EXERCISE INSTRUCTIONS: Reproduce the entries word for word, and omit any picture you find in them.

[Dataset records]
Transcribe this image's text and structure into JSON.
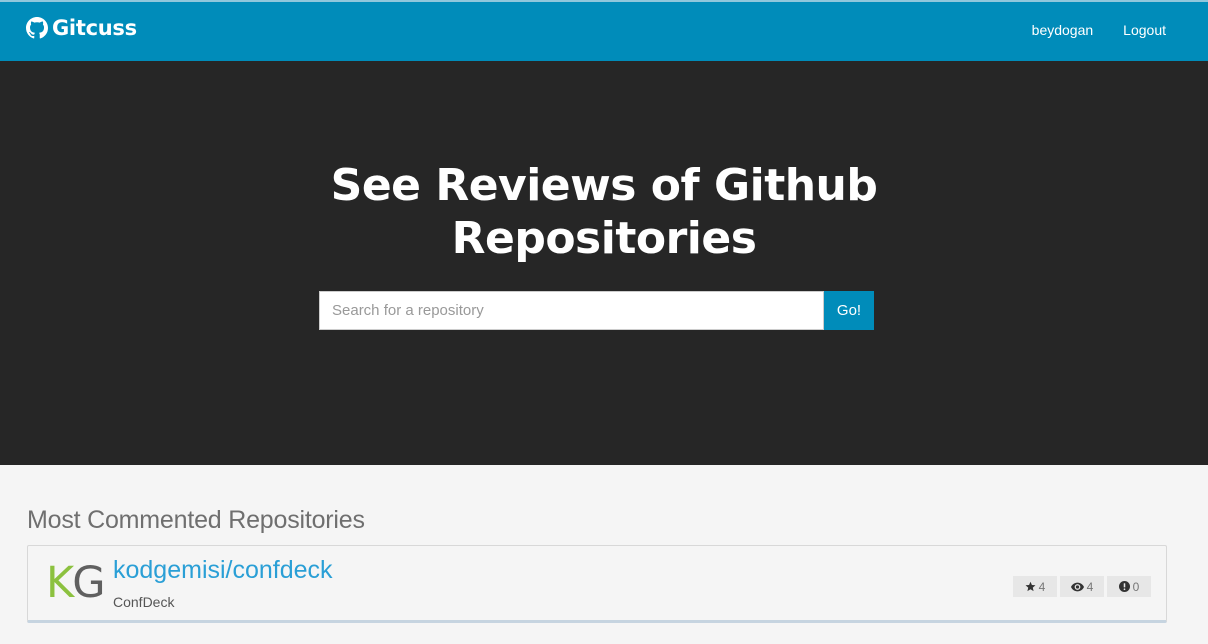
{
  "navbar": {
    "brand": "Gitcuss",
    "brand_icon": "github-icon",
    "links": [
      "beydogan",
      "Logout"
    ],
    "background": "#008cba"
  },
  "hero": {
    "title_line1": "See Reviews of Github",
    "title_line2": "Repositories",
    "search": {
      "placeholder": "Search for a repository",
      "value": ""
    },
    "go_label": "Go!",
    "background": "#262626"
  },
  "section": {
    "title": "Most Commented Repositories"
  },
  "repos": [
    {
      "logo_k": "K",
      "logo_g": "G",
      "name": "kodgemisi/confdeck",
      "description": "ConfDeck",
      "stars": "4",
      "watchers": "4",
      "issues": "0",
      "star_icon": "star-icon",
      "watch_icon": "eye-icon",
      "issue_icon": "exclamation-circle-icon"
    }
  ]
}
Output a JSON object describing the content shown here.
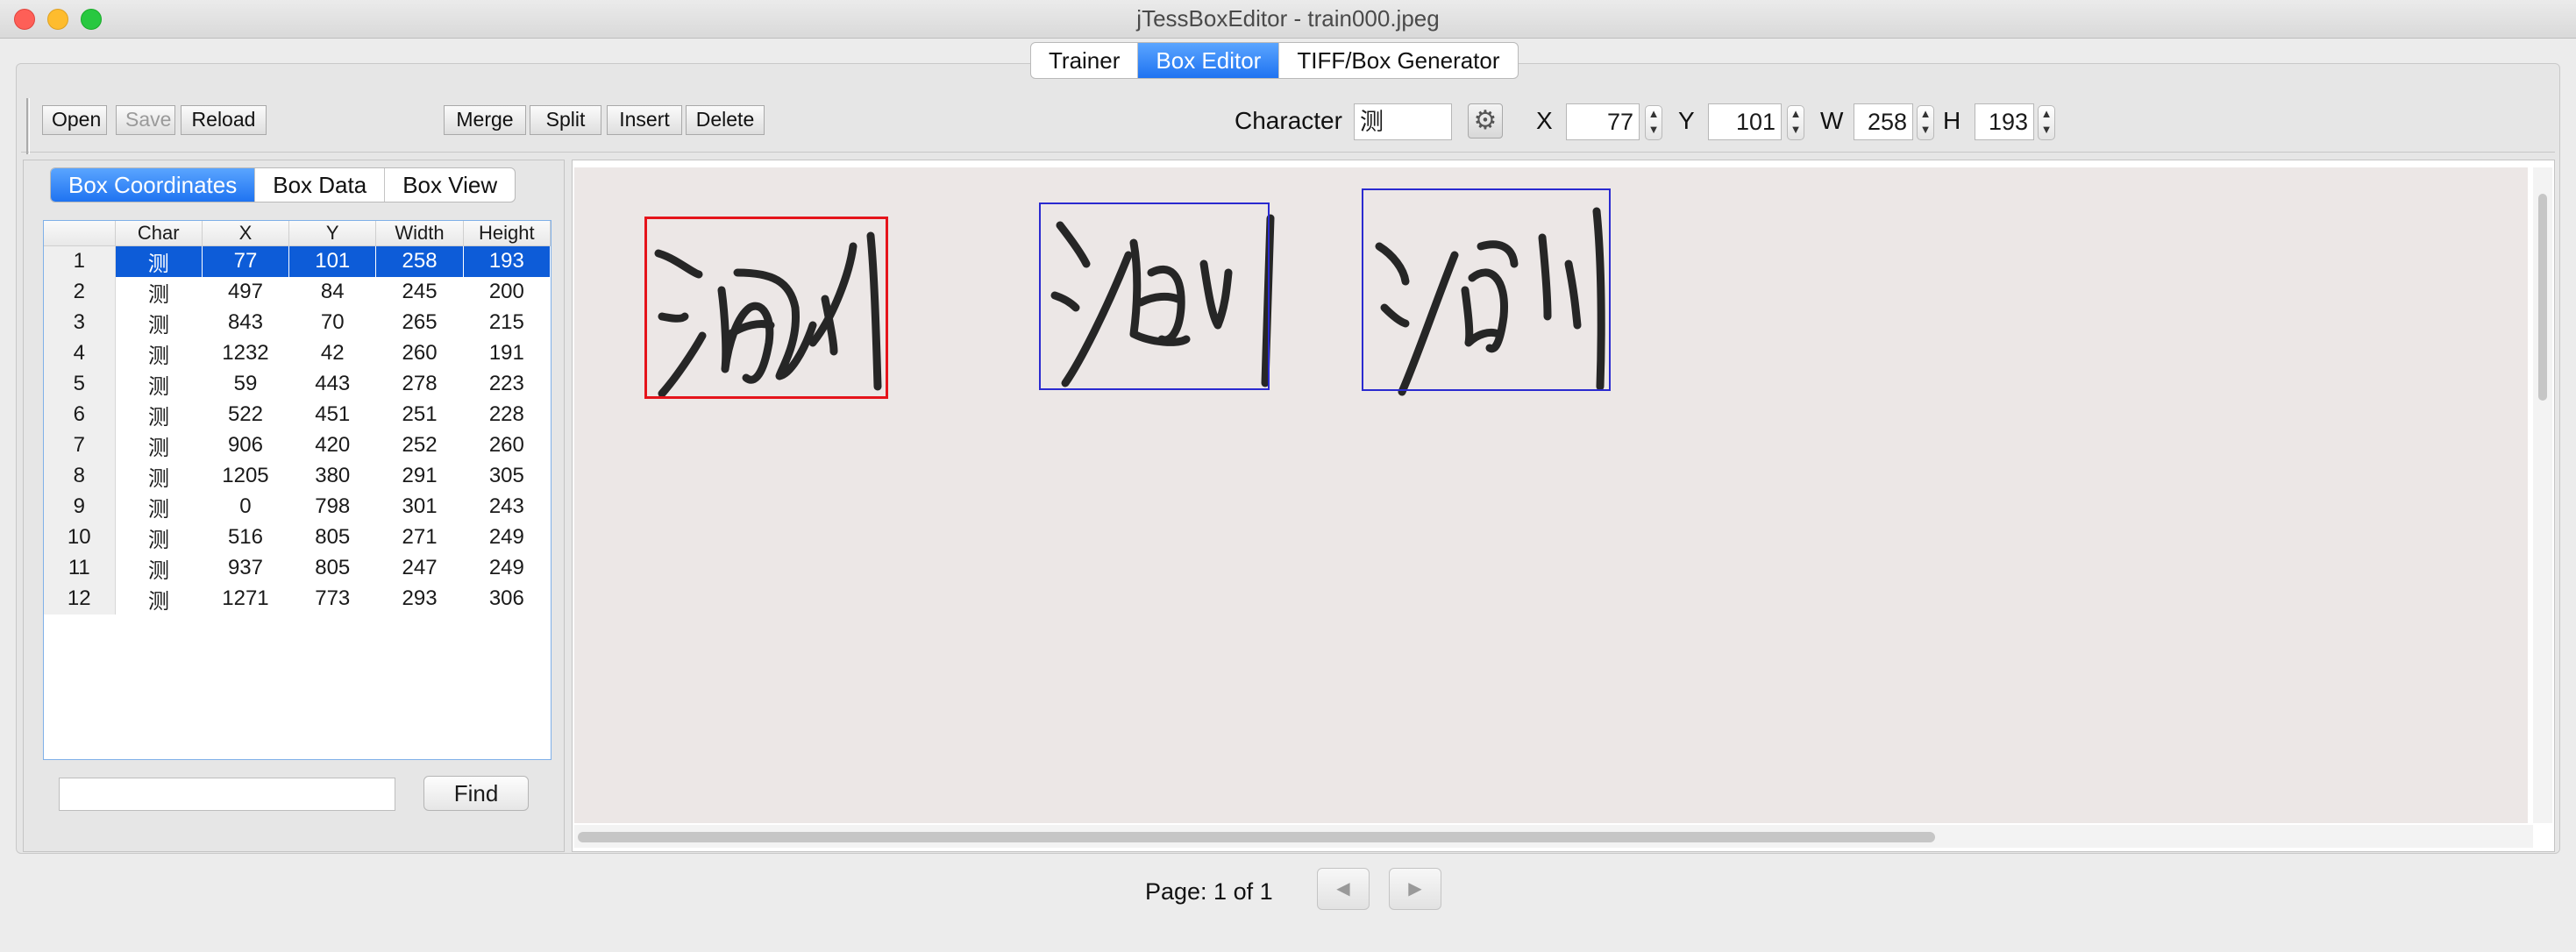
{
  "window": {
    "title": "jTessBoxEditor - train000.jpeg"
  },
  "top_tabs": [
    {
      "label": "Trainer",
      "active": false
    },
    {
      "label": "Box Editor",
      "active": true
    },
    {
      "label": "TIFF/Box Generator",
      "active": false
    }
  ],
  "toolbar": {
    "open_label": "Open",
    "save_label": "Save",
    "reload_label": "Reload",
    "merge_label": "Merge",
    "split_label": "Split",
    "insert_label": "Insert",
    "delete_label": "Delete",
    "character_label": "Character",
    "character_value": "测",
    "x_label": "X",
    "x_value": "77",
    "y_label": "Y",
    "y_value": "101",
    "w_label": "W",
    "w_value": "258",
    "h_label": "H",
    "h_value": "193"
  },
  "left_tabs": [
    {
      "label": "Box Coordinates",
      "active": true
    },
    {
      "label": "Box Data",
      "active": false
    },
    {
      "label": "Box View",
      "active": false
    }
  ],
  "table": {
    "headers": [
      "",
      "Char",
      "X",
      "Y",
      "Width",
      "Height"
    ],
    "rows": [
      [
        "1",
        "测",
        "77",
        "101",
        "258",
        "193"
      ],
      [
        "2",
        "测",
        "497",
        "84",
        "245",
        "200"
      ],
      [
        "3",
        "测",
        "843",
        "70",
        "265",
        "215"
      ],
      [
        "4",
        "测",
        "1232",
        "42",
        "260",
        "191"
      ],
      [
        "5",
        "测",
        "59",
        "443",
        "278",
        "223"
      ],
      [
        "6",
        "测",
        "522",
        "451",
        "251",
        "228"
      ],
      [
        "7",
        "测",
        "906",
        "420",
        "252",
        "260"
      ],
      [
        "8",
        "测",
        "1205",
        "380",
        "291",
        "305"
      ],
      [
        "9",
        "测",
        "0",
        "798",
        "301",
        "243"
      ],
      [
        "10",
        "测",
        "516",
        "805",
        "271",
        "249"
      ],
      [
        "11",
        "测",
        "937",
        "805",
        "247",
        "249"
      ],
      [
        "12",
        "测",
        "1271",
        "773",
        "293",
        "306"
      ]
    ],
    "selected_row": 1
  },
  "find": {
    "input_value": "",
    "button_label": "Find"
  },
  "pager": {
    "label": "Page: 1 of 1"
  },
  "colors": {
    "accent": "#1f73f1",
    "selected_box": "#e5141b",
    "box": "#2a2ad0",
    "paper": "#ece7e6"
  },
  "icons": [
    "gear-icon",
    "chevron-up-down-icon",
    "prev-page-icon",
    "next-page-icon"
  ]
}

SOLUTION TO THIS TASK:
Transcribe this image's text and structure into JSON.
{
  "navbar": {
    "brand": "Gitcuss",
    "brand_icon": "github-icon",
    "links": [
      "beydogan",
      "Logout"
    ],
    "background": "#008cba"
  },
  "hero": {
    "title_line1": "See Reviews of Github",
    "title_line2": "Repositories",
    "search": {
      "placeholder": "Search for a repository",
      "value": ""
    },
    "go_label": "Go!",
    "background": "#262626"
  },
  "section": {
    "title": "Most Commented Repositories"
  },
  "repos": [
    {
      "logo_k": "K",
      "logo_g": "G",
      "name": "kodgemisi/confdeck",
      "description": "ConfDeck",
      "stars": "4",
      "watchers": "4",
      "issues": "0",
      "star_icon": "star-icon",
      "watch_icon": "eye-icon",
      "issue_icon": "exclamation-circle-icon"
    }
  ]
}
Output a JSON object describing the content shown here.
{
  "window": {
    "title": "jTessBoxEditor - train000.jpeg"
  },
  "top_tabs": [
    {
      "label": "Trainer",
      "active": false
    },
    {
      "label": "Box Editor",
      "active": true
    },
    {
      "label": "TIFF/Box Generator",
      "active": false
    }
  ],
  "toolbar": {
    "open_label": "Open",
    "save_label": "Save",
    "reload_label": "Reload",
    "merge_label": "Merge",
    "split_label": "Split",
    "insert_label": "Insert",
    "delete_label": "Delete",
    "character_label": "Character",
    "character_value": "测",
    "x_label": "X",
    "x_value": "77",
    "y_label": "Y",
    "y_value": "101",
    "w_label": "W",
    "w_value": "258",
    "h_label": "H",
    "h_value": "193"
  },
  "left_tabs": [
    {
      "label": "Box Coordinates",
      "active": true
    },
    {
      "label": "Box Data",
      "active": false
    },
    {
      "label": "Box View",
      "active": false
    }
  ],
  "table": {
    "headers": [
      "",
      "Char",
      "X",
      "Y",
      "Width",
      "Height"
    ],
    "rows": [
      [
        "1",
        "测",
        "77",
        "101",
        "258",
        "193"
      ],
      [
        "2",
        "测",
        "497",
        "84",
        "245",
        "200"
      ],
      [
        "3",
        "测",
        "843",
        "70",
        "265",
        "215"
      ],
      [
        "4",
        "测",
        "1232",
        "42",
        "260",
        "191"
      ],
      [
        "5",
        "测",
        "59",
        "443",
        "278",
        "223"
      ],
      [
        "6",
        "测",
        "522",
        "451",
        "251",
        "228"
      ],
      [
        "7",
        "测",
        "906",
        "420",
        "252",
        "260"
      ],
      [
        "8",
        "测",
        "1205",
        "380",
        "291",
        "305"
      ],
      [
        "9",
        "测",
        "0",
        "798",
        "301",
        "243"
      ],
      [
        "10",
        "测",
        "516",
        "805",
        "271",
        "249"
      ],
      [
        "11",
        "测",
        "937",
        "805",
        "247",
        "249"
      ],
      [
        "12",
        "测",
        "1271",
        "773",
        "293",
        "306"
      ]
    ],
    "selected_row": 1
  },
  "find": {
    "input_value": "",
    "button_label": "Find"
  },
  "pager": {
    "label": "Page: 1 of 1"
  },
  "colors": {
    "accent": "#1f73f1",
    "selected_box": "#e5141b",
    "box": "#2a2ad0",
    "paper": "#ece7e6"
  },
  "icons": [
    "gear-icon",
    "chevron-up-down-icon",
    "prev-page-icon",
    "next-page-icon"
  ]
}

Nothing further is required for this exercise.